• [Excerpt from a dataset]
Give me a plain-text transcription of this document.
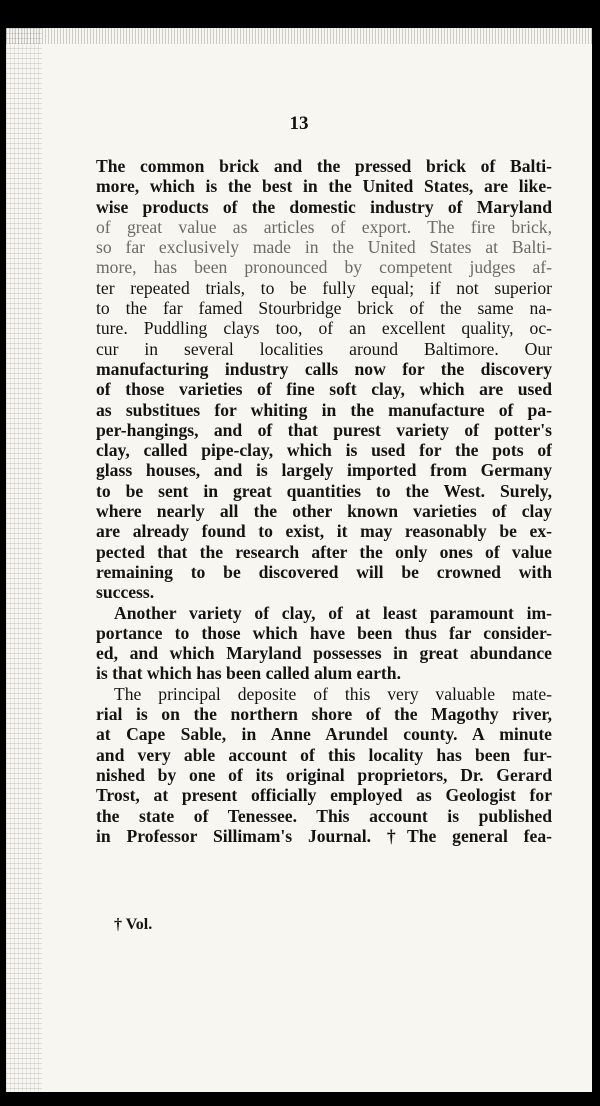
13
The common brick and the pressed brick of Balti-
more, which is the best in the United States, are like-
wise products of the domestic industry of Maryland
of great value as articles of export. The fire brick,
so far exclusively made in the United States at Balti-
more, has been pronounced by competent judges af-
ter repeated trials, to be fully equal; if not superior
to the far famed Stourbridge brick of the same na-
ture. Puddling clays too, of an excellent quality, oc-
cur in several localities around Baltimore. Our
manufacturing industry calls now for the discovery
of those varieties of fine soft clay, which are used
as substitues for whiting in the manufacture of pa-
per-hangings, and of that purest variety of potter's
clay, called pipe-clay, which is used for the pots of
glass houses, and is largely imported from Germany
to be sent in great quantities to the West. Surely,
where nearly all the other known varieties of clay
are already found to exist, it may reasonably be ex-
pected that the research after the only ones of value
remaining to be discovered will be crowned with
success.
Another variety of clay, of at least paramount im-
portance to those which have been thus far consider-
ed, and which Maryland possesses in great abundance
is that which has been called alum earth.
The principal deposite of this very valuable mate-
rial is on the northern shore of the Magothy river,
at Cape Sable, in Anne Arundel county. A minute
and very able account of this locality has been fur-
nished by one of its original proprietors, Dr. Gerard
Trost, at present officially employed as Geologist for
the state of Tenessee. This account is published
in Professor Sillimam's Journal. †The general fea-
† Vol.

• [What you will do] Determine how many lines of the data contain "brick" and give nothing but that number.

• [Response below] 3